Begin

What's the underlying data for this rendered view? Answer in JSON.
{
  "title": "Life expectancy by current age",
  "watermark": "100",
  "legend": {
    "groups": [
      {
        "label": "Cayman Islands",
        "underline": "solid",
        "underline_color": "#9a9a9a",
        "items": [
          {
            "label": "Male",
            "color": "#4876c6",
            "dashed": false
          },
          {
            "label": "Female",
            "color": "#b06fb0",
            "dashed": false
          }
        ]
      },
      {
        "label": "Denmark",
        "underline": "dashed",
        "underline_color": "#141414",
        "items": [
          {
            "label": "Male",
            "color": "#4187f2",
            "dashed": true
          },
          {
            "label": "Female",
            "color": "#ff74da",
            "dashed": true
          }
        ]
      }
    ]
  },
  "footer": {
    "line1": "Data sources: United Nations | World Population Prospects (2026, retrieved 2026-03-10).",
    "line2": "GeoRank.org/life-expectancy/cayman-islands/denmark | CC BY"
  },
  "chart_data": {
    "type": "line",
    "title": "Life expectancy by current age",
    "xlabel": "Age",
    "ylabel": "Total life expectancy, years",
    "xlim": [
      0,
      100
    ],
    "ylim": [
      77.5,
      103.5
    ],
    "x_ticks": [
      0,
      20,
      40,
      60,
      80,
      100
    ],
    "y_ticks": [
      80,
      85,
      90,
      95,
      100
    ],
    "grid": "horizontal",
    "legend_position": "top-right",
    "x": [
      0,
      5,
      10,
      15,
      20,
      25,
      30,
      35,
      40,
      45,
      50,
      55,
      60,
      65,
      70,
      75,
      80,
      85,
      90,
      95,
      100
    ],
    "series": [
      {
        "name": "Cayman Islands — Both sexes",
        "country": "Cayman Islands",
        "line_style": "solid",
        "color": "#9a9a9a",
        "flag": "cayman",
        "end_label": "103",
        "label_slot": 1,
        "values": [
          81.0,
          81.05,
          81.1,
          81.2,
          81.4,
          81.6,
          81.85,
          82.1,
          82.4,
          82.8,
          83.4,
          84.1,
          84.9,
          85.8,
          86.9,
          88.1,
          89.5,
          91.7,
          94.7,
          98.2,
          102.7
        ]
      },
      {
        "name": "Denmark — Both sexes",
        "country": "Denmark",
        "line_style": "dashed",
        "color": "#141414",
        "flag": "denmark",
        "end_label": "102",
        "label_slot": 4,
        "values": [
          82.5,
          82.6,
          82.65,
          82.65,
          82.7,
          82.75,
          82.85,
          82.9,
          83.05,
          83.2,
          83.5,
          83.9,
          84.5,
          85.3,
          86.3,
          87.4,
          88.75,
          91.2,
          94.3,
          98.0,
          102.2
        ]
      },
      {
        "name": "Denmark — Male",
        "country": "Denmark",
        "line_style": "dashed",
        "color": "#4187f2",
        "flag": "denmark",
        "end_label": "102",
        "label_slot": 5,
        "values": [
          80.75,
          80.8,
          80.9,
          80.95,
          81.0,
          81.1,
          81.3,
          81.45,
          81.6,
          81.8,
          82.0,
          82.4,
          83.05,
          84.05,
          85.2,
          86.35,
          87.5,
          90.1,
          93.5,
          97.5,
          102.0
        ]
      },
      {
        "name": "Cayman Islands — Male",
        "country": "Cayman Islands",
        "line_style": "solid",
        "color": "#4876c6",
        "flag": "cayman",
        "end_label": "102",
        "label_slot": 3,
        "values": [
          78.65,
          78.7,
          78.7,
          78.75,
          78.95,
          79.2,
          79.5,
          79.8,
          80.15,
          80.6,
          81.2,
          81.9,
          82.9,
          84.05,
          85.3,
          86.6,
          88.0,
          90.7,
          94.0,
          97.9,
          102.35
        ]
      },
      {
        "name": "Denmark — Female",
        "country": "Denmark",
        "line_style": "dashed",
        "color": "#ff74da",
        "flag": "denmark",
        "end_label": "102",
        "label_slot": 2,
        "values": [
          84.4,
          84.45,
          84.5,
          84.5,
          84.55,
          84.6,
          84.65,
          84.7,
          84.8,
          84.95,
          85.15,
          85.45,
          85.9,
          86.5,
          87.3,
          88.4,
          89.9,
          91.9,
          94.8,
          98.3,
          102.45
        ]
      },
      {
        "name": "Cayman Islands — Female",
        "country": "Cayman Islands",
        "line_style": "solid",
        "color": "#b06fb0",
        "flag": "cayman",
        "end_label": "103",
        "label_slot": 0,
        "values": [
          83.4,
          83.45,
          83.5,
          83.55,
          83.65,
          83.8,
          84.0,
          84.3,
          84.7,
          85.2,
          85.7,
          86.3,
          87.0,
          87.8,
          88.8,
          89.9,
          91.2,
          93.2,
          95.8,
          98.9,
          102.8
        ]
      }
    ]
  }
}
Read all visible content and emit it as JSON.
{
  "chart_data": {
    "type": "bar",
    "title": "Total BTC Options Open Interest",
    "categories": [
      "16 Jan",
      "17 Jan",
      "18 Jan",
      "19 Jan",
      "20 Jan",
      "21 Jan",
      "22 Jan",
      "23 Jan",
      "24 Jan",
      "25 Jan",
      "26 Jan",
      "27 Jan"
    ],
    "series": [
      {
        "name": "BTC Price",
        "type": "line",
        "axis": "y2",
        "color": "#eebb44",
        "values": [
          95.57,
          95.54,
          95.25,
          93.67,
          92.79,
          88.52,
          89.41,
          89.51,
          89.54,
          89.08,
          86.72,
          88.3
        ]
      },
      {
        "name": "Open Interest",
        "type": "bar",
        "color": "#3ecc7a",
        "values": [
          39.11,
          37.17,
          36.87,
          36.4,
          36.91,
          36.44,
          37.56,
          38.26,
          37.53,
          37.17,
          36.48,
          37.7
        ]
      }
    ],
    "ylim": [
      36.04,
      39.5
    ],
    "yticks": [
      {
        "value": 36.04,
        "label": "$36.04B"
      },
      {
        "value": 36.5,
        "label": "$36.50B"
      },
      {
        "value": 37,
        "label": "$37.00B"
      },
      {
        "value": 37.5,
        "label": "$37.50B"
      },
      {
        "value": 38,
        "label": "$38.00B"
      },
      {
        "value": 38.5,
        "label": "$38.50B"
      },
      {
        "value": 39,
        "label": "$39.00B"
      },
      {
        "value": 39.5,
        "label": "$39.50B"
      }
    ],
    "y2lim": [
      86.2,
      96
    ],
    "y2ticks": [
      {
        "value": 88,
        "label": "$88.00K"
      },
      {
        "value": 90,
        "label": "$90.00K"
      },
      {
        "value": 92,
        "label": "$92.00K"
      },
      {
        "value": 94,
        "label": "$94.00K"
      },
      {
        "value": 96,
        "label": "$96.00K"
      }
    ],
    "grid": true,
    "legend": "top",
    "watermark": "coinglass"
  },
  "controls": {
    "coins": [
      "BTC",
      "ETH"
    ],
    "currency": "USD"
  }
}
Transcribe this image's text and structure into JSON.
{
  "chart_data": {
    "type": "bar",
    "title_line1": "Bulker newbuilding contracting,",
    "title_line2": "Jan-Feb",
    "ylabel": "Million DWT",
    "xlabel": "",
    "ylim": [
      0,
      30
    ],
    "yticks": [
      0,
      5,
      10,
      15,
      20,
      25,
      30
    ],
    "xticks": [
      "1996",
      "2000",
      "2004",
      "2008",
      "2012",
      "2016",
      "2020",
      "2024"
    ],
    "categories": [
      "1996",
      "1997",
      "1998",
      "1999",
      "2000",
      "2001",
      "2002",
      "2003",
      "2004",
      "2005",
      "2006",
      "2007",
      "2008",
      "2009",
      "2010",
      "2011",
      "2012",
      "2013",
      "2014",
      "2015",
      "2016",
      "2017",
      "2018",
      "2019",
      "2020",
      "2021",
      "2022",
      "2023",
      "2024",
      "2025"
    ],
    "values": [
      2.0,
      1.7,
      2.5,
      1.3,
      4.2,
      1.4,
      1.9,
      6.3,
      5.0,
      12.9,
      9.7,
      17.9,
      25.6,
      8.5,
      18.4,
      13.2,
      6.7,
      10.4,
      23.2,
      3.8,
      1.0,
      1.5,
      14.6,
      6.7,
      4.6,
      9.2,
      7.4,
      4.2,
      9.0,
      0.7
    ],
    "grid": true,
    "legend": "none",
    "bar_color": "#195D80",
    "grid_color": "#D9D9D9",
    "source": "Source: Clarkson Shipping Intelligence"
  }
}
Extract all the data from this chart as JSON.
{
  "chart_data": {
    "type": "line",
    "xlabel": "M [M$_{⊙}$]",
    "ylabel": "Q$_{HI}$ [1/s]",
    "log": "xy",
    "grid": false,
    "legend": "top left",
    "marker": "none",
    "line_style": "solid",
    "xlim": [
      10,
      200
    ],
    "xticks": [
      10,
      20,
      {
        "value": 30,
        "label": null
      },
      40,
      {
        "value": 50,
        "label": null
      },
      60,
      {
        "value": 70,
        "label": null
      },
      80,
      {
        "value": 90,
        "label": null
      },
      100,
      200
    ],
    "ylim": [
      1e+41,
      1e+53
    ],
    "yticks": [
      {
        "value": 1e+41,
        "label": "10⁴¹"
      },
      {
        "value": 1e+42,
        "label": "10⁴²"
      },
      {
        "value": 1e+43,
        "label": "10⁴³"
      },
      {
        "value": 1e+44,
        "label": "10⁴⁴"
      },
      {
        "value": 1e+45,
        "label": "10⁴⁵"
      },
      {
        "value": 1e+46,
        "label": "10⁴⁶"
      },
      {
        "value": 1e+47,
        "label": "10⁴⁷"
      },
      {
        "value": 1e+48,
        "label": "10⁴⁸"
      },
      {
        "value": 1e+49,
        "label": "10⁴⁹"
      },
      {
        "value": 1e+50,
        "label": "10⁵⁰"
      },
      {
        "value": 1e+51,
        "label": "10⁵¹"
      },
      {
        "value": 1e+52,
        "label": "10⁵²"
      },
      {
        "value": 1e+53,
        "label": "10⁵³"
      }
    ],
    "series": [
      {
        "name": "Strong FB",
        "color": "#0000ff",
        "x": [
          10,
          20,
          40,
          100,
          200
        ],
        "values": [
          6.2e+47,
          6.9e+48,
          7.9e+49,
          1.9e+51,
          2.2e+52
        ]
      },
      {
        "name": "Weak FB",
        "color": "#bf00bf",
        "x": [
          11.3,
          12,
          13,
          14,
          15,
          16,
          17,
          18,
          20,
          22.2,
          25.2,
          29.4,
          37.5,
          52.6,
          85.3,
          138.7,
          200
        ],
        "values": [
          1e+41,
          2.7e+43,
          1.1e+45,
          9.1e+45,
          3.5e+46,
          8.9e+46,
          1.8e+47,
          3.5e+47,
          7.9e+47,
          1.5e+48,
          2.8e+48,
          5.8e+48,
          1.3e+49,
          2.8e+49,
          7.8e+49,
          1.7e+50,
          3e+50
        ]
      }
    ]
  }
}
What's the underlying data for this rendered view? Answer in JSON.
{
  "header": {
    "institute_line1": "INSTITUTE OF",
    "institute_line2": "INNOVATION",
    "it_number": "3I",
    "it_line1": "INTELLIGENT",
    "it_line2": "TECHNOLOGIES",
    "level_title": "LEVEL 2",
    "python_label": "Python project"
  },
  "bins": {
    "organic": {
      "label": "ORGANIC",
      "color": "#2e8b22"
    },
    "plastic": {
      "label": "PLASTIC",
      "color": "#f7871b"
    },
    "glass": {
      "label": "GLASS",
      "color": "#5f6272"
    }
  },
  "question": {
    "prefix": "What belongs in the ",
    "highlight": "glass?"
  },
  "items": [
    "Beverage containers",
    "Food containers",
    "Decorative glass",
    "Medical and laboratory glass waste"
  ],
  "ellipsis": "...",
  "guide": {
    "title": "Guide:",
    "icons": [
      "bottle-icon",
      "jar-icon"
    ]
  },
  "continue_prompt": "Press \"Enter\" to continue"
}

End

= Goal of the exercise =
Copy out every line of the data that includes "ylabel".

= Final result =
    "ylabel": "Total life expectancy, years",
    "ylabel": "Million DWT",
    "ylabel": "Q$_{HI}$ [1/s]",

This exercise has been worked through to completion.